# AIM
Please print the full listing exactly.

# DATASET
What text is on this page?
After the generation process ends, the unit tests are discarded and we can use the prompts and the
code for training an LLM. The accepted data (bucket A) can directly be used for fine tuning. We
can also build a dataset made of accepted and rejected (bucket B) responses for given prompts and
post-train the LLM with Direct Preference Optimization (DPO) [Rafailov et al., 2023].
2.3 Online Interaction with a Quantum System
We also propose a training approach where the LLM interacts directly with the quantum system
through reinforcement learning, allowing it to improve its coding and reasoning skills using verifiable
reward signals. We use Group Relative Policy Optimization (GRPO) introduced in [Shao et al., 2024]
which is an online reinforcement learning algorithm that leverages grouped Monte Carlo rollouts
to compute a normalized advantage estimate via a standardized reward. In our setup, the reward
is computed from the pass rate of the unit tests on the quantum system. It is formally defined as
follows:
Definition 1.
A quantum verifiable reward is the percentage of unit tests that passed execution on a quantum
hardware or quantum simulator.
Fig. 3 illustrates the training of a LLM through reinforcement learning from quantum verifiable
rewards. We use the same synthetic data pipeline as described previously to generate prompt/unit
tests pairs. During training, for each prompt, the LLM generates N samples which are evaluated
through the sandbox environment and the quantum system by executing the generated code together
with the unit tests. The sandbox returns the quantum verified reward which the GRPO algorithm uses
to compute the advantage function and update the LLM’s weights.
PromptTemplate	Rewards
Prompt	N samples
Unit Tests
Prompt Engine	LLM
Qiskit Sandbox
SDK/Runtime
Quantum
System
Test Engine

# SOLUTION TO THIS PROBLEM
What text is on this page?
After the generation process ends, the unit tests are discarded and we can use the prompts and the
code for training an LLM. The accepted data (bucket A) can directly be used for fine tuning. We
can also build a dataset made of accepted and rejected (bucket B) responses for given prompts and
post-train the LLM with Direct Preference Optimization (DPO) [Rafailov et al., 2023].
2.3 Online Interaction with a Quantum System
We also propose a training approach where the LLM interacts directly with the quantum system
through reinforcement learning, allowing it to improve its coding and reasoning skills using verifiable
reward signals. We use Group Relative Policy Optimization (GRPO) introduced in [Shao et al., 2024]
which is an online reinforcement learning algorithm that leverages grouped Monte Carlo rollouts
to compute a normalized advantage estimate via a standardized reward. In our setup, the reward
is computed from the pass rate of the unit tests on the quantum system. It is formally defined as
follows:
Definition 1.
A quantum verifiable reward is the percentage of unit tests that passed execution on a quantum
hardware or quantum simulator.
Fig. 3 illustrates the training of a LLM through reinforcement learning from quantum verifiable
rewards. We use the same synthetic data pipeline as described previously to generate prompt/unit
tests pairs. During training, for each prompt, the LLM generates N samples which are evaluated
through the sandbox environment and the quantum system by executing the generated code together
with the unit tests. The sandbox returns the quantum verified reward which the GRPO algorithm uses
to compute the advantage function and update the LLM’s weights.
PromptTemplate	Rewards
Prompt	N samples
Unit Tests
Prompt Engine	LLM
Qiskit Sandbox
SDK/Runtime
Quantum
System
Test Engine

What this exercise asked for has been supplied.